EXERCISE DESCRIPTION:
Reproduce each line exactly. Skip none.

RECORDS SHOWN:
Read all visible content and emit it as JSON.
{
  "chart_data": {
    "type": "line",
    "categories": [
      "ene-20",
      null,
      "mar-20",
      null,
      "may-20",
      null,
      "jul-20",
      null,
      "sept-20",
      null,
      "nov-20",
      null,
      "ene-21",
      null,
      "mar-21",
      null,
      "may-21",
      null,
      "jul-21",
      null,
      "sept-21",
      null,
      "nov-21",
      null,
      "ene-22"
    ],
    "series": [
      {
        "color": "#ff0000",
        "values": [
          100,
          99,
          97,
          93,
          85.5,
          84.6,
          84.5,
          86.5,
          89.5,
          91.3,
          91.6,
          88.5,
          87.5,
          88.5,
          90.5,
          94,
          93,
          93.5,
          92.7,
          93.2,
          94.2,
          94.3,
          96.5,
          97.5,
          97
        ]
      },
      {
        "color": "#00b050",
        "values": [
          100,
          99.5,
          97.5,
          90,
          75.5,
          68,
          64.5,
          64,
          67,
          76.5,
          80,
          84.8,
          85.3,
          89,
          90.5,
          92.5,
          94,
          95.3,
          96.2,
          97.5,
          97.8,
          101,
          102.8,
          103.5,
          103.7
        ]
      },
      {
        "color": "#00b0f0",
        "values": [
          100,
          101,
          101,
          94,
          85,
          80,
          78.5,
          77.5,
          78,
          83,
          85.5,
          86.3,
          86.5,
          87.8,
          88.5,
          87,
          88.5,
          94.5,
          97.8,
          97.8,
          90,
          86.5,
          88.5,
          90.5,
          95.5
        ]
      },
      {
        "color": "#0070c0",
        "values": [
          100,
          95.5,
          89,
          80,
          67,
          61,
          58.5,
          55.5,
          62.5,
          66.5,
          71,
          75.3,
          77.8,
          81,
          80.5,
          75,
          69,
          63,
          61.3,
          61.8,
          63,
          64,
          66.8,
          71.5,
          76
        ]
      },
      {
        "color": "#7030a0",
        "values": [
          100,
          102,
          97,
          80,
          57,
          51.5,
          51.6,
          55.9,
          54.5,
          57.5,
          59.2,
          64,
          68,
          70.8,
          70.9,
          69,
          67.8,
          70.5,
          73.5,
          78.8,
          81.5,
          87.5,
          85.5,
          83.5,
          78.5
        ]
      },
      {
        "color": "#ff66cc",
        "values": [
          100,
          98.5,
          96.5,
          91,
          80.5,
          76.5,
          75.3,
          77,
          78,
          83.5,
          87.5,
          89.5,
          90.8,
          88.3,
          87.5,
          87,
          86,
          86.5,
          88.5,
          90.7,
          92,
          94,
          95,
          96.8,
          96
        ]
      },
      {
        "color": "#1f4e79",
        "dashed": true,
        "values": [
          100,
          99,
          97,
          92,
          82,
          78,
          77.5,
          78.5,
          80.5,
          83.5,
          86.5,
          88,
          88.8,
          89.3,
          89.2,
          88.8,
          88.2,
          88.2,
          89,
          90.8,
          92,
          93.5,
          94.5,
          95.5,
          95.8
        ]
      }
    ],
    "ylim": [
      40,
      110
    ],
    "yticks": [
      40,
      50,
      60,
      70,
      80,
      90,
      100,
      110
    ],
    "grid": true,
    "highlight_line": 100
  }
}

ANSWER BELOW:
Read all visible content and emit it as JSON.
{
  "chart_data": {
    "type": "line",
    "categories": [
      "ene-20",
      null,
      "mar-20",
      null,
      "may-20",
      null,
      "jul-20",
      null,
      "sept-20",
      null,
      "nov-20",
      null,
      "ene-21",
      null,
      "mar-21",
      null,
      "may-21",
      null,
      "jul-21",
      null,
      "sept-21",
      null,
      "nov-21",
      null,
      "ene-22"
    ],
    "series": [
      {
        "color": "#ff0000",
        "values": [
          100,
          99,
          97,
          93,
          85.5,
          84.6,
          84.5,
          86.5,
          89.5,
          91.3,
          91.6,
          88.5,
          87.5,
          88.5,
          90.5,
          94,
          93,
          93.5,
          92.7,
          93.2,
          94.2,
          94.3,
          96.5,
          97.5,
          97
        ]
      },
      {
        "color": "#00b050",
        "values": [
          100,
          99.5,
          97.5,
          90,
          75.5,
          68,
          64.5,
          64,
          67,
          76.5,
          80,
          84.8,
          85.3,
          89,
          90.5,
          92.5,
          94,
          95.3,
          96.2,
          97.5,
          97.8,
          101,
          102.8,
          103.5,
          103.7
        ]
      },
      {
        "color": "#00b0f0",
        "values": [
          100,
          101,
          101,
          94,
          85,
          80,
          78.5,
          77.5,
          78,
          83,
          85.5,
          86.3,
          86.5,
          87.8,
          88.5,
          87,
          88.5,
          94.5,
          97.8,
          97.8,
          90,
          86.5,
          88.5,
          90.5,
          95.5
        ]
      },
      {
        "color": "#0070c0",
        "values": [
          100,
          95.5,
          89,
          80,
          67,
          61,
          58.5,
          55.5,
          62.5,
          66.5,
          71,
          75.3,
          77.8,
          81,
          80.5,
          75,
          69,
          63,
          61.3,
          61.8,
          63,
          64,
          66.8,
          71.5,
          76
        ]
      },
      {
        "color": "#7030a0",
        "values": [
          100,
          102,
          97,
          80,
          57,
          51.5,
          51.6,
          55.9,
          54.5,
          57.5,
          59.2,
          64,
          68,
          70.8,
          70.9,
          69,
          67.8,
          70.5,
          73.5,
          78.8,
          81.5,
          87.5,
          85.5,
          83.5,
          78.5
        ]
      },
      {
        "color": "#ff66cc",
        "values": [
          100,
          98.5,
          96.5,
          91,
          80.5,
          76.5,
          75.3,
          77,
          78,
          83.5,
          87.5,
          89.5,
          90.8,
          88.3,
          87.5,
          87,
          86,
          86.5,
          88.5,
          90.7,
          92,
          94,
          95,
          96.8,
          96
        ]
      },
      {
        "color": "#1f4e79",
        "dashed": true,
        "values": [
          100,
          99,
          97,
          92,
          82,
          78,
          77.5,
          78.5,
          80.5,
          83.5,
          86.5,
          88,
          88.8,
          89.3,
          89.2,
          88.8,
          88.2,
          88.2,
          89,
          90.8,
          92,
          93.5,
          94.5,
          95.5,
          95.8
        ]
      }
    ],
    "ylim": [
      40,
      110
    ],
    "yticks": [
      40,
      50,
      60,
      70,
      80,
      90,
      100,
      110
    ],
    "grid": true,
    "highlight_line": 100
  }
}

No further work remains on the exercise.